### ENTRIES SHOWN
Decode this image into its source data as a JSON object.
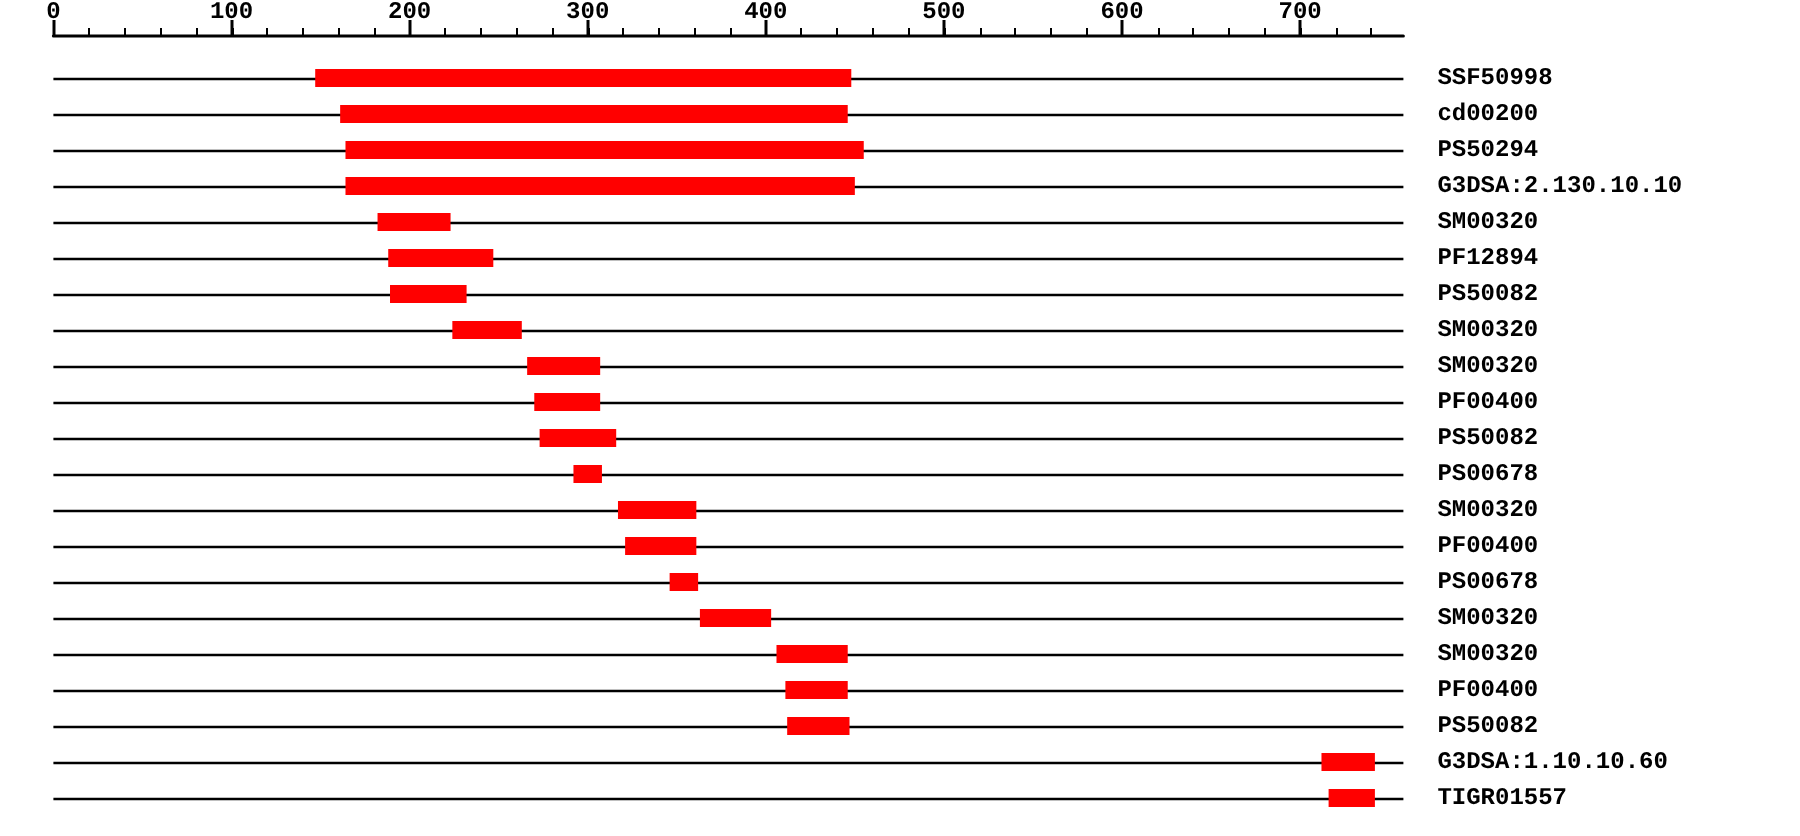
{
  "chart_data": {
    "type": "bar",
    "orientation": "horizontal",
    "color": "#ff0000",
    "grid": "y",
    "categories": [
      "SSF50998",
      "cd00200",
      "PS50294",
      "G3DSA:2.130.10.10",
      "SM00320",
      "PF12894",
      "PS50082",
      "SM00320",
      "SM00320",
      "PF00400",
      "PS50082",
      "PS00678",
      "SM00320",
      "PF00400",
      "PS00678",
      "SM00320",
      "SM00320",
      "PF00400",
      "PS50082",
      "G3DSA:1.10.10.60",
      "TIGR01557"
    ],
    "base": [
      147,
      161,
      164,
      164,
      182,
      188,
      189,
      224,
      266,
      270,
      273,
      292,
      317,
      321,
      346,
      363,
      406,
      411,
      412,
      712,
      716
    ],
    "values": [
      301,
      285,
      291,
      286,
      41,
      59,
      43,
      39,
      41,
      37,
      43,
      16,
      44,
      40,
      16,
      40,
      40,
      35,
      35,
      30,
      26
    ],
    "xlim": [
      0,
      758
    ],
    "xticks": [
      0,
      100,
      200,
      300,
      400,
      500,
      600,
      700
    ]
  }
}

### WRITTEN REQUEST
Your task is to retype all the entries exactly and leave out any pictures.

### FINAL RESULT
Decode this image into its source data as a JSON object.
{
  "chart_data": {
    "type": "bar",
    "orientation": "horizontal",
    "color": "#ff0000",
    "grid": "y",
    "categories": [
      "SSF50998",
      "cd00200",
      "PS50294",
      "G3DSA:2.130.10.10",
      "SM00320",
      "PF12894",
      "PS50082",
      "SM00320",
      "SM00320",
      "PF00400",
      "PS50082",
      "PS00678",
      "SM00320",
      "PF00400",
      "PS00678",
      "SM00320",
      "SM00320",
      "PF00400",
      "PS50082",
      "G3DSA:1.10.10.60",
      "TIGR01557"
    ],
    "base": [
      147,
      161,
      164,
      164,
      182,
      188,
      189,
      224,
      266,
      270,
      273,
      292,
      317,
      321,
      346,
      363,
      406,
      411,
      412,
      712,
      716
    ],
    "values": [
      301,
      285,
      291,
      286,
      41,
      59,
      43,
      39,
      41,
      37,
      43,
      16,
      44,
      40,
      16,
      40,
      40,
      35,
      35,
      30,
      26
    ],
    "xlim": [
      0,
      758
    ],
    "xticks": [
      0,
      100,
      200,
      300,
      400,
      500,
      600,
      700
    ]
  }
}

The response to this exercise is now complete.